Write out the entries below once more, exactly.

Items listed in a dataset:
□ □ □ □ □

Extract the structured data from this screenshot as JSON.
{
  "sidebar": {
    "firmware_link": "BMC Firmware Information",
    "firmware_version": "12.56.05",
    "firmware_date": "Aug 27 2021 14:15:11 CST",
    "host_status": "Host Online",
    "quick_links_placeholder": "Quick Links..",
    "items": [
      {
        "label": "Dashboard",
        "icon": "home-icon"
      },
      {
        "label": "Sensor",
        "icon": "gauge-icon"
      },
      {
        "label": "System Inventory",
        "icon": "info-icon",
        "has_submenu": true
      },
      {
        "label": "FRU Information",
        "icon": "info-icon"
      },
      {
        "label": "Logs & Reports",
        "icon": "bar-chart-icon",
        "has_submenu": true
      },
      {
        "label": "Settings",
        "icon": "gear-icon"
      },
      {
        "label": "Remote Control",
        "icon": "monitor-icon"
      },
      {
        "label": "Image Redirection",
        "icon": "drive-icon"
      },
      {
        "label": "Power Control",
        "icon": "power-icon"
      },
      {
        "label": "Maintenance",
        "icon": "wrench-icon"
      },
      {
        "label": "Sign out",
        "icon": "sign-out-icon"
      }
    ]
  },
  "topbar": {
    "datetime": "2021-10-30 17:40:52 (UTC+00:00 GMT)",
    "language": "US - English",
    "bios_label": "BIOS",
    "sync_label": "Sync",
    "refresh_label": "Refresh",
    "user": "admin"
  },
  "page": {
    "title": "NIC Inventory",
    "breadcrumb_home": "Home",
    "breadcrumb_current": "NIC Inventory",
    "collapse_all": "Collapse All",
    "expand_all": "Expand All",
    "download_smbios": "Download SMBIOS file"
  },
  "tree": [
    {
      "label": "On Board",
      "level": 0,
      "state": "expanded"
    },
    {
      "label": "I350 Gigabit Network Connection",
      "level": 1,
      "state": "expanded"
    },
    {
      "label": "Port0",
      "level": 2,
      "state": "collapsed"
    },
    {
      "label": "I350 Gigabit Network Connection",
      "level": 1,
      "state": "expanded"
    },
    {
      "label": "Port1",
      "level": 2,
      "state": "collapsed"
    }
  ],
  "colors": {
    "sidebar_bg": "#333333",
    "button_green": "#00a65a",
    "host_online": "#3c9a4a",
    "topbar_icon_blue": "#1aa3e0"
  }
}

□ □ □ □ □

Exercise solution
Extract the structured data from this screenshot as JSON.
{
  "sidebar": {
    "firmware_link": "BMC Firmware Information",
    "firmware_version": "12.56.05",
    "firmware_date": "Aug 27 2021 14:15:11 CST",
    "host_status": "Host Online",
    "quick_links_placeholder": "Quick Links..",
    "items": [
      {
        "label": "Dashboard",
        "icon": "home-icon"
      },
      {
        "label": "Sensor",
        "icon": "gauge-icon"
      },
      {
        "label": "System Inventory",
        "icon": "info-icon",
        "has_submenu": true
      },
      {
        "label": "FRU Information",
        "icon": "info-icon"
      },
      {
        "label": "Logs & Reports",
        "icon": "bar-chart-icon",
        "has_submenu": true
      },
      {
        "label": "Settings",
        "icon": "gear-icon"
      },
      {
        "label": "Remote Control",
        "icon": "monitor-icon"
      },
      {
        "label": "Image Redirection",
        "icon": "drive-icon"
      },
      {
        "label": "Power Control",
        "icon": "power-icon"
      },
      {
        "label": "Maintenance",
        "icon": "wrench-icon"
      },
      {
        "label": "Sign out",
        "icon": "sign-out-icon"
      }
    ]
  },
  "topbar": {
    "datetime": "2021-10-30 17:40:52 (UTC+00:00 GMT)",
    "language": "US - English",
    "bios_label": "BIOS",
    "sync_label": "Sync",
    "refresh_label": "Refresh",
    "user": "admin"
  },
  "page": {
    "title": "NIC Inventory",
    "breadcrumb_home": "Home",
    "breadcrumb_current": "NIC Inventory",
    "collapse_all": "Collapse All",
    "expand_all": "Expand All",
    "download_smbios": "Download SMBIOS file"
  },
  "tree": [
    {
      "label": "On Board",
      "level": 0,
      "state": "expanded"
    },
    {
      "label": "I350 Gigabit Network Connection",
      "level": 1,
      "state": "expanded"
    },
    {
      "label": "Port0",
      "level": 2,
      "state": "collapsed"
    },
    {
      "label": "I350 Gigabit Network Connection",
      "level": 1,
      "state": "expanded"
    },
    {
      "label": "Port1",
      "level": 2,
      "state": "collapsed"
    }
  ],
  "colors": {
    "sidebar_bg": "#333333",
    "button_green": "#00a65a",
    "host_online": "#3c9a4a",
    "topbar_icon_blue": "#1aa3e0"
  }
}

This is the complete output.